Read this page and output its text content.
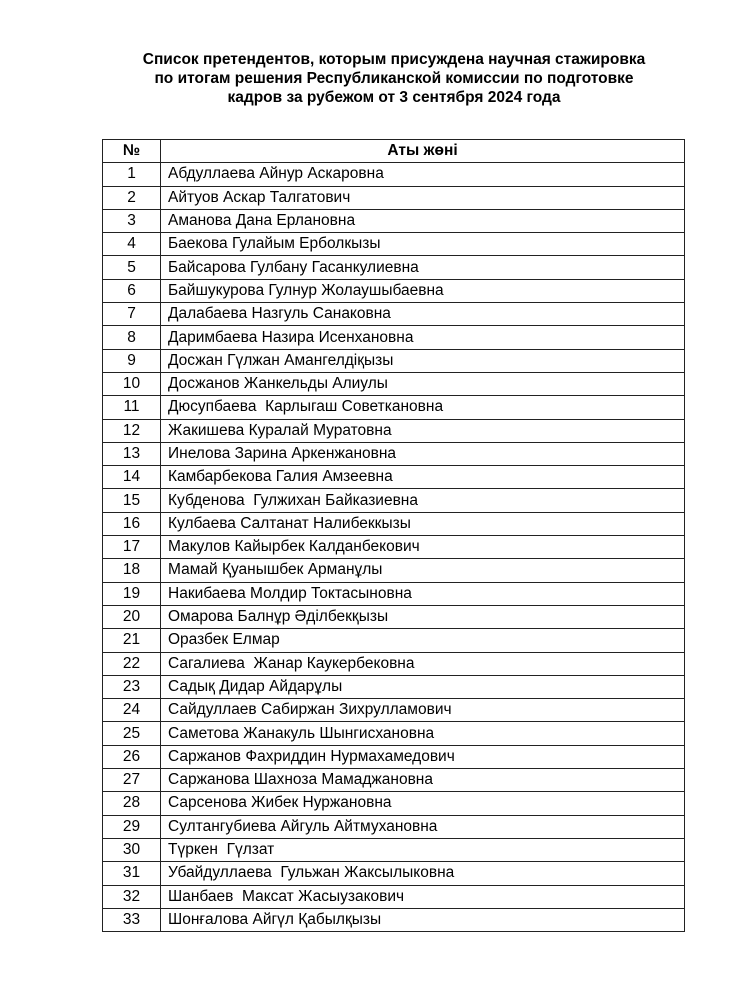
Список претендентов, которым присуждена научная стажировка
по итогам решения Республиканской комиссии по подготовке
кадров за рубежом от 3 сентября 2024 года
№	Аты жөні
1	Абдуллаева Айнур Аскаровна
2	Айтуов Аскар Талгатович
3	Аманова Дана Ерлановна
4	Баекова Гулайым Ерболкызы
5	Байсарова Гулбану Гасанкулиевна
6	Байшукурова Гулнур Жолаушыбаевна
7	Далабаева Назгуль Санаковна
8	Даримбаева Назира Исенхановна
9	Досжан Гүлжан Амангелдіқызы
10	Досжанов Жанкельды Алиулы
11	Дюсупбаева  Карлыгаш Советкановна
12	Жакишева Куралай Муратовна
13	Инелова Зарина Аркенжановна
14	Камбарбекова Галия Амзеевна
15	Кубденова  Гулжихан Байказиевна
16	Кулбаева Салтанат Налибеккызы
17	Макулов Кайырбек Калданбекович
18	Мамай Қуанышбек Арманұлы
19	Накибаева Молдир Токтасыновна
20	Омарова Балнұр Әділбекқызы
21	Оразбек Елмар
22	Сагалиева  Жанар Каукербековна
23	Садық Дидар Айдарұлы
24	Сайдуллаев Сабиржан Зихрулламович
25	Саметова Жанакуль Шынгисхановна
26	Саржанов Фахриддин Нурмахамедович
27	Саржанова Шахноза Мамаджановна
28	Сарсенова Жибек Нуржановна
29	Султангубиева Айгуль Айтмухановна
30	Түркен  Гүлзат
31	Убайдуллаева  Гульжан Жаксылыковна
32	Шанбаев  Максат Жасыузакович
33	Шонғалова Айгүл Қабылқызы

■ ■ ■ ■ ■

** What to produce **
Return the listing above word for word, with the pictures removed.

** Expected answer **
Read this page and output its text content.
Список претендентов, которым присуждена научная стажировка
по итогам решения Республиканской комиссии по подготовке
кадров за рубежом от 3 сентября 2024 года
№	Аты жөні
1	Абдуллаева Айнур Аскаровна
2	Айтуов Аскар Талгатович
3	Аманова Дана Ерлановна
4	Баекова Гулайым Ерболкызы
5	Байсарова Гулбану Гасанкулиевна
6	Байшукурова Гулнур Жолаушыбаевна
7	Далабаева Назгуль Санаковна
8	Даримбаева Назира Исенхановна
9	Досжан Гүлжан Амангелдіқызы
10	Досжанов Жанкельды Алиулы
11	Дюсупбаева  Карлыгаш Советкановна
12	Жакишева Куралай Муратовна
13	Инелова Зарина Аркенжановна
14	Камбарбекова Галия Амзеевна
15	Кубденова  Гулжихан Байказиевна
16	Кулбаева Салтанат Налибеккызы
17	Макулов Кайырбек Калданбекович
18	Мамай Қуанышбек Арманұлы
19	Накибаева Молдир Токтасыновна
20	Омарова Балнұр Әділбекқызы
21	Оразбек Елмар
22	Сагалиева  Жанар Каукербековна
23	Садық Дидар Айдарұлы
24	Сайдуллаев Сабиржан Зихрулламович
25	Саметова Жанакуль Шынгисхановна
26	Саржанов Фахриддин Нурмахамедович
27	Саржанова Шахноза Мамаджановна
28	Сарсенова Жибек Нуржановна
29	Султангубиева Айгуль Айтмухановна
30	Түркен  Гүлзат
31	Убайдуллаева  Гульжан Жаксылыковна
32	Шанбаев  Максат Жасыузакович
33	Шонғалова Айгүл Қабылқызы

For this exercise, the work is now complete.